Texte fourni |
————————

L’adoption est une pratique très complexe au Mali. Face à la pression sociale, l’abandon des enfants continue mais leur adoption peine à passer. 

Sitan, aide-ménagère, est à son deuxième séjour dans la capitale, Bamako. Fiancée à un jeune de son village, elle est tombée enceinte d’un conducteur de Sotrama dans un quartier populaire de la capitale. « Lorsqu’une fille de notre village contracte une grossesse à Bamako, elle sait d’avance ce qui l’attend, raconte Sitan. Elle a donc le choix entre renoncer à la famille pour garder son enfant, avorter si elle en a l’envie et les moyens, ou bien accoucher et abandonner l’enfant. »

La jeune fille a donc décidé de déposer son bébé, tard dans la nuit, près d’une mosquée avant de retourner au village. Gorge serrée, elle avoue avoir des regrets mais soutient mordicus qu’aucun autre choix ne s’offrait à elle. Reste que ce cas est loin d’être isolé. Les abandons d’enfants sont principalement dus aux pressions sociales et culturelles. Les enfants dans les pouponnières sont ceux des aides ménagères qui se retrouvent enceintes dans les grandes villes ; les enfants incestueux ; ceux de femmes qui tombent enceinte en l’absence de leur mari et les enfants dont la mère est atteinte de trouble mental. Dans ce dernier cas, l’enfant est considéré comme étant en danger et l’État a le devoir de s’en occuper, de le protéger.

————————

Consigne 1 | Remplacez « mosquée » par « école » dans le passage du texte fourni compris entre « La jeune fille » et « de le protéger. » inclus, puis recopiez ce passage.
Consigne 2 | D'après le texte fourni, de qui Sitan est-elle tombée enceinte ?

————————

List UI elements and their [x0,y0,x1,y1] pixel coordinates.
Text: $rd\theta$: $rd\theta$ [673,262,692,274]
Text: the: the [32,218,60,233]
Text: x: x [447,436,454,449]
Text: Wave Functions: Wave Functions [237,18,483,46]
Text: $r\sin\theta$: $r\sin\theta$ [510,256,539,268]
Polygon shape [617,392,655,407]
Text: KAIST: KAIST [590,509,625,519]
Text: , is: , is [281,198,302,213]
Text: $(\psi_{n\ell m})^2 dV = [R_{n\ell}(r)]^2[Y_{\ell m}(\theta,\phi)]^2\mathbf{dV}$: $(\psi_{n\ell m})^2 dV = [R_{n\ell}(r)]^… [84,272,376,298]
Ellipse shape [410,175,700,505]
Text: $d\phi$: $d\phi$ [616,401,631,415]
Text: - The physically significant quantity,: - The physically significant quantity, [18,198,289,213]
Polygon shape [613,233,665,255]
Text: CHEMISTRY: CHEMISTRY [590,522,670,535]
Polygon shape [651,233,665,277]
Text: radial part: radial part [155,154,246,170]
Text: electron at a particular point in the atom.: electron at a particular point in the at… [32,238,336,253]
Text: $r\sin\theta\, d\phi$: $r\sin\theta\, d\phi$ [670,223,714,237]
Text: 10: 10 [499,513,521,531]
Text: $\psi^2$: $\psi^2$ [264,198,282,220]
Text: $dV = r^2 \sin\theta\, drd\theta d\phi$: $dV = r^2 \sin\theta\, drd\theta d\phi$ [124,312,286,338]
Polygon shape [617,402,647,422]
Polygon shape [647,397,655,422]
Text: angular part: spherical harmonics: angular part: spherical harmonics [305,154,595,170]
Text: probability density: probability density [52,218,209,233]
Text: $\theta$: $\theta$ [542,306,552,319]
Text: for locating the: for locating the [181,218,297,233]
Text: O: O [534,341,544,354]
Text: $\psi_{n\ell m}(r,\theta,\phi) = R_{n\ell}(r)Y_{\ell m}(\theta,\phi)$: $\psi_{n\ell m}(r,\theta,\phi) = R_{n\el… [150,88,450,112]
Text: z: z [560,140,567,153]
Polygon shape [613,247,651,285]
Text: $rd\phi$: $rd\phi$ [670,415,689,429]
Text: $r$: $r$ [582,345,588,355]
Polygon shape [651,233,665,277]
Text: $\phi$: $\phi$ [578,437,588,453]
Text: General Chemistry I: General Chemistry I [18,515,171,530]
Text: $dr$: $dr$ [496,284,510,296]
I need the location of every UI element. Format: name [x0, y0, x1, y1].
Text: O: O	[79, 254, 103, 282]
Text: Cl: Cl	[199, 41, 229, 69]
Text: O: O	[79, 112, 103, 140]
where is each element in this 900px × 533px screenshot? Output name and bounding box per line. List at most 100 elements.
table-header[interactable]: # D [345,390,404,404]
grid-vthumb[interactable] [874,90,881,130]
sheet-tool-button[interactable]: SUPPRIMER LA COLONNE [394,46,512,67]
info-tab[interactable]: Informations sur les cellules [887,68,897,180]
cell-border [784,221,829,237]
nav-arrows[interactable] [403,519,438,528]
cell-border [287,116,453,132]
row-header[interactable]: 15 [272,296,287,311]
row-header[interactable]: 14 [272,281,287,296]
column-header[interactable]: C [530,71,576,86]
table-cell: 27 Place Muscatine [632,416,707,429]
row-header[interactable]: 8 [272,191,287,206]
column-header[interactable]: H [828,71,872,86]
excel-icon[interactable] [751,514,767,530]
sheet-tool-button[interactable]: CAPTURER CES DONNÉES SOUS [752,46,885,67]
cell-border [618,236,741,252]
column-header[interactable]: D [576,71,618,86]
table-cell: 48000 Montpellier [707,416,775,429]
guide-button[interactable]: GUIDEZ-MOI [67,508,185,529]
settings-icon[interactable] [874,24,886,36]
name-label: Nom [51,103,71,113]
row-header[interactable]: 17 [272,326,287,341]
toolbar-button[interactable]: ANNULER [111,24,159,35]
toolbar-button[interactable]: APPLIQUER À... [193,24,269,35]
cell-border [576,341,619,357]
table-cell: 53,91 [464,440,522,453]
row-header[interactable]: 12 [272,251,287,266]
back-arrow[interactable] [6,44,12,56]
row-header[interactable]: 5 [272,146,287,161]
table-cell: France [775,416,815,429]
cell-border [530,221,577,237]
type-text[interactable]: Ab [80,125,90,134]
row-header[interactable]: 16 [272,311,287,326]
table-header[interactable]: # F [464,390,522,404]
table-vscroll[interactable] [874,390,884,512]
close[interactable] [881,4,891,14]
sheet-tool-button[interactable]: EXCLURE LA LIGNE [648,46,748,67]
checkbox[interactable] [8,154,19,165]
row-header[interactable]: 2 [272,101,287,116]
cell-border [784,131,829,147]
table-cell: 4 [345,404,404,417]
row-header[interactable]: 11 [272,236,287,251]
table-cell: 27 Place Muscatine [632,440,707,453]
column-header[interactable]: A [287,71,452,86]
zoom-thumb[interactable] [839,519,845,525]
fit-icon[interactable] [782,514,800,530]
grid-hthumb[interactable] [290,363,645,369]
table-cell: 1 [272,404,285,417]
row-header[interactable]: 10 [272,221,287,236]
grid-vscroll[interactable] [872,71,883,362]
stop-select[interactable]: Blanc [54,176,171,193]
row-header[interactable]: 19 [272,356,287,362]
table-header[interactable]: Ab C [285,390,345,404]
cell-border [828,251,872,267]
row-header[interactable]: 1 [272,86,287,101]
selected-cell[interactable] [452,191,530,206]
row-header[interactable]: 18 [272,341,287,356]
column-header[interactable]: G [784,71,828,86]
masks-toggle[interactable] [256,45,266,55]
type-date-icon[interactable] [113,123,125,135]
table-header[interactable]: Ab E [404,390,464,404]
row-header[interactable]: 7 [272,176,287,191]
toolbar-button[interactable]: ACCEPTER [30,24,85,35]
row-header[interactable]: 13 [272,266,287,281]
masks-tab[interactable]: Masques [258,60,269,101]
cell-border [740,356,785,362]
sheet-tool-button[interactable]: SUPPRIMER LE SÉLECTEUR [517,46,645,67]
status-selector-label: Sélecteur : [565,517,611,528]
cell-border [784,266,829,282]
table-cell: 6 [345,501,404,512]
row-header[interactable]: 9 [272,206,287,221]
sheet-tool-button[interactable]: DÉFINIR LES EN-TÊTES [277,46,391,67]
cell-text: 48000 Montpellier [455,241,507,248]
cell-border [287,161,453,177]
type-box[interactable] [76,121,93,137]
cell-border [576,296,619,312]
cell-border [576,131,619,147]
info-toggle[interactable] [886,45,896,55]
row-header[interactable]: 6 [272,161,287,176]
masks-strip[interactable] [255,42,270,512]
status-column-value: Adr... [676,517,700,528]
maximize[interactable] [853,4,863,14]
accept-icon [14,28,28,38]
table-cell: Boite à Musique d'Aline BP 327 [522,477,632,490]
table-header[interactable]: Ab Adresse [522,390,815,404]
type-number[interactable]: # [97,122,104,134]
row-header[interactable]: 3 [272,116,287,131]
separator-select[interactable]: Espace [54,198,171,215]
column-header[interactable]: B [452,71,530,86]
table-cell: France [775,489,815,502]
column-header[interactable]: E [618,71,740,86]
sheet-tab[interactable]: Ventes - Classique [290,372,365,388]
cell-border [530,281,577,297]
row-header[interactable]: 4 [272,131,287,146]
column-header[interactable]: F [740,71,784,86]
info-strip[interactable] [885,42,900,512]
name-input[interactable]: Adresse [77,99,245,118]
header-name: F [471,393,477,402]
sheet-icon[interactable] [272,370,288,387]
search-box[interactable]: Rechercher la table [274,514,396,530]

————————

Résultat 1 |
La jeune fille a donc décidé de déposer son bébé, tard dans la nuit, près d’une école avant de retourner au village. Gorge serrée, elle avoue avoir des regrets mais soutient mordicus qu’aucun autre choix ne s’offrait à elle. Reste que ce cas est loin d’être isolé. Les abandons d’enfants sont principalement dus aux pressions sociales et culturelles. Les enfants dans les pouponnières sont ceux des aides ménagères qui se retrouvent enceintes dans les grandes villes ; les enfants incestueux ; ceux de femmes qui tombent enceinte en l’absence de leur mari et les enfants dont la mère est atteinte de trouble mental. Dans ce dernier cas, l’enfant est considéré comme étant en danger et l’État a le devoir de s’en occuper, de le protéger.

Résultat 2 | D'un conducteur de Sotrama.